-- START OF DATA TO USE --

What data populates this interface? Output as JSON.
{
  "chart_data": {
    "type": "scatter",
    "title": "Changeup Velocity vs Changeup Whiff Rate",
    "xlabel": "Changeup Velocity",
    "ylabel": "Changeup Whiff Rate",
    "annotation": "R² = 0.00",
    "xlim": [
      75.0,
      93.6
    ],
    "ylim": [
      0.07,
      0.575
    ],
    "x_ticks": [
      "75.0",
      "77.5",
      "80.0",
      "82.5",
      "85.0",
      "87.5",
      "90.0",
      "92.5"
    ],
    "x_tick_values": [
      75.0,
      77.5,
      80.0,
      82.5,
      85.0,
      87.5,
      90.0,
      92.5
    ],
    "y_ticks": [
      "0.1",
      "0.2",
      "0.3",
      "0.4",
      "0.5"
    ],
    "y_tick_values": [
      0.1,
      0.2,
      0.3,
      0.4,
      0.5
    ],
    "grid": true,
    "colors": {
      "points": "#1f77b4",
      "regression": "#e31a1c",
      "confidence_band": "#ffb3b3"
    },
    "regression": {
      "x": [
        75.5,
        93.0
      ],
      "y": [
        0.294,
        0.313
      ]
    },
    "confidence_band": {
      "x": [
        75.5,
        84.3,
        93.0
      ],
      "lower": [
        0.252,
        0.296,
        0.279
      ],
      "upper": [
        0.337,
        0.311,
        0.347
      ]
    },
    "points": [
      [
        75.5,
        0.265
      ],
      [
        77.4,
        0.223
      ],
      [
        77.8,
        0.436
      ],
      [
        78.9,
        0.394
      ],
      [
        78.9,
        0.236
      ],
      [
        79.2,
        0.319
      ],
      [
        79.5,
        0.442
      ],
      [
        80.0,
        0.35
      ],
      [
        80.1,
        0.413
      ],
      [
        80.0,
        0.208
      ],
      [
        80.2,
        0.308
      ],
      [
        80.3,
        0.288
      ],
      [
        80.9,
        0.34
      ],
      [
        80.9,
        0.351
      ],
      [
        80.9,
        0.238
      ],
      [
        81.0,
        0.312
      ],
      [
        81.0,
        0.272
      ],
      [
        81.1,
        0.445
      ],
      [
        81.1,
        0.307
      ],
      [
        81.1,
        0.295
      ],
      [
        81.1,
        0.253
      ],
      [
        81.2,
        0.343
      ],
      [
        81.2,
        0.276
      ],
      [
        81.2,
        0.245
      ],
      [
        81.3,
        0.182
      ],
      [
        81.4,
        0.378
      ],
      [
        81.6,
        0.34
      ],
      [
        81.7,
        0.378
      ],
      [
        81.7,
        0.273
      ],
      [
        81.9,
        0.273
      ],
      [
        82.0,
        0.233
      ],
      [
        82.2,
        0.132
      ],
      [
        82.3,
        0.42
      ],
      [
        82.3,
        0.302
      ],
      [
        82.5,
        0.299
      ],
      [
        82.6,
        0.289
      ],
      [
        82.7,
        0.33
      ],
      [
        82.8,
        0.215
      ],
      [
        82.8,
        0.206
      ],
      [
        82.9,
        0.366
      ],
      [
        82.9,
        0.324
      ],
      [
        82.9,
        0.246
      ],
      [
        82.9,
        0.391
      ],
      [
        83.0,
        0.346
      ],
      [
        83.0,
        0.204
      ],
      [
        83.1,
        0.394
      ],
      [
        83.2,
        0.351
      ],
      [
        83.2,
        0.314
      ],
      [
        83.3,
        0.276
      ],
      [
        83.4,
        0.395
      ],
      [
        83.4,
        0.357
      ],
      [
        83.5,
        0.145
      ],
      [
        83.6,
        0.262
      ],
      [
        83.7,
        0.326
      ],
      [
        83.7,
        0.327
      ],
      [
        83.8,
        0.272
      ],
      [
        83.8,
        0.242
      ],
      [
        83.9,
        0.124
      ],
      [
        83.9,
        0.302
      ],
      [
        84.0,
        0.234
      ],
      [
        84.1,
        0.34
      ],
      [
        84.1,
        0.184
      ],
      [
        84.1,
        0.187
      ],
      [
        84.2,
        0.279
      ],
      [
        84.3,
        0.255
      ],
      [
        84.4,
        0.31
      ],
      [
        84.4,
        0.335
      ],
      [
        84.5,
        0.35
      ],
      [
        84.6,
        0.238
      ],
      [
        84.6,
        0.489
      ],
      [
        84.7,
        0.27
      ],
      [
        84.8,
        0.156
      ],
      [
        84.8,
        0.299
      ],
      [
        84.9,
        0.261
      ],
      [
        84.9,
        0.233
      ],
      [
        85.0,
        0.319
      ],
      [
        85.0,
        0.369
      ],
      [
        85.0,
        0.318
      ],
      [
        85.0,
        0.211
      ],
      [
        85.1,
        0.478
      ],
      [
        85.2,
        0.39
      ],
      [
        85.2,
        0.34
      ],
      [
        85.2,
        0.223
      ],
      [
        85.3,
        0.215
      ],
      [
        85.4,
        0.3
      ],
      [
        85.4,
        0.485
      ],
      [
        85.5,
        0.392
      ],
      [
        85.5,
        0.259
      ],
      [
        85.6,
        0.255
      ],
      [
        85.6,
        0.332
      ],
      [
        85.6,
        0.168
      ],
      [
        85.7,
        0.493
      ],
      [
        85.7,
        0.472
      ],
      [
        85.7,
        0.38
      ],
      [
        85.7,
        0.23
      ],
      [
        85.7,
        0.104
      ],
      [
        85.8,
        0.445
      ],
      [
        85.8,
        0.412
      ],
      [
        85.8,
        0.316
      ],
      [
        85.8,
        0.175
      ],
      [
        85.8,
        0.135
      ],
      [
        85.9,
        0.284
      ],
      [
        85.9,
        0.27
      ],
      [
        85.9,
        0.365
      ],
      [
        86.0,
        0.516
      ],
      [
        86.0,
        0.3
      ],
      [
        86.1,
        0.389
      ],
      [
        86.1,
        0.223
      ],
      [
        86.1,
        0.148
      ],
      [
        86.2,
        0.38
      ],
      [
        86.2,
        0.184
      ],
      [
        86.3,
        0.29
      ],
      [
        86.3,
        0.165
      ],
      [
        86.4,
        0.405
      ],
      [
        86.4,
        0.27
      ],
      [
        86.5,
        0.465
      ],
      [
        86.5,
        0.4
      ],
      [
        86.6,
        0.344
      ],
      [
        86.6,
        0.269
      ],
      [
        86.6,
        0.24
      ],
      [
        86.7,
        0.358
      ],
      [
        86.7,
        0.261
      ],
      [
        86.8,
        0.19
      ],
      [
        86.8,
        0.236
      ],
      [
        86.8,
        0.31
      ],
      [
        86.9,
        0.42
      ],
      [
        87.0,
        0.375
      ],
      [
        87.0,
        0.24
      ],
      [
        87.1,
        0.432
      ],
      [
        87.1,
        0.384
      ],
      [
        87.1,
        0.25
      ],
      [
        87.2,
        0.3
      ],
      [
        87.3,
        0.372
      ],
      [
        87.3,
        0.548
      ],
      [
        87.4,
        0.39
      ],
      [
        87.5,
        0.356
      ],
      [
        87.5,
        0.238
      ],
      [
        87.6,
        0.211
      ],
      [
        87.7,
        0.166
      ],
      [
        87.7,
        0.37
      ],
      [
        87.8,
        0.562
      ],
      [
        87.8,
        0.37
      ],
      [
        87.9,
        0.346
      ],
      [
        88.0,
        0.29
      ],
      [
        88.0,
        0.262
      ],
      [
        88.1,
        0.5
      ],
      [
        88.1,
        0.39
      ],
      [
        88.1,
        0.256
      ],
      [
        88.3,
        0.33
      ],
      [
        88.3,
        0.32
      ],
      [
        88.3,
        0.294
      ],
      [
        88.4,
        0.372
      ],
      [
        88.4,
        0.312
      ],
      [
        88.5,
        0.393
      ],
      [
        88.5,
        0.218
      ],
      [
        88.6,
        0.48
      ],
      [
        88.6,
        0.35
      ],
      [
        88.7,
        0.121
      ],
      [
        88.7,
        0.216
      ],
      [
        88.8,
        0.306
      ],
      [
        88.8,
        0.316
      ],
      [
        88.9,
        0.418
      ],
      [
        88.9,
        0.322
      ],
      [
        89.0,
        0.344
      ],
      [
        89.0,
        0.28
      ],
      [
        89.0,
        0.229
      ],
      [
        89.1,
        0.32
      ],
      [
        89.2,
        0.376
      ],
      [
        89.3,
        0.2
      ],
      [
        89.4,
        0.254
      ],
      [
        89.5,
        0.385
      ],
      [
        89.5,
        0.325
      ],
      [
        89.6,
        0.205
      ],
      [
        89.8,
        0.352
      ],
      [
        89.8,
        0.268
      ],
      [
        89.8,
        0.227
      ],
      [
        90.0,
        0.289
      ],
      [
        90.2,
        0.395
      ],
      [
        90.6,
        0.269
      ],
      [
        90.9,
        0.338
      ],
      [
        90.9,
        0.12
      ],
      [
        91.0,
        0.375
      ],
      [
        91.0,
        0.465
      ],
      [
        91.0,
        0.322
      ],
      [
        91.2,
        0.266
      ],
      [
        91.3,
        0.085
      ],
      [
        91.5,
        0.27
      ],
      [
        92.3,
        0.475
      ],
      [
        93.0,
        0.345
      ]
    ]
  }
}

-- END OF DATA TO USE --

### SHORT EXERCISE
Check each line of the data above for the word "Rate", then state how many lines have it. Give the number alone.

### RESULT
2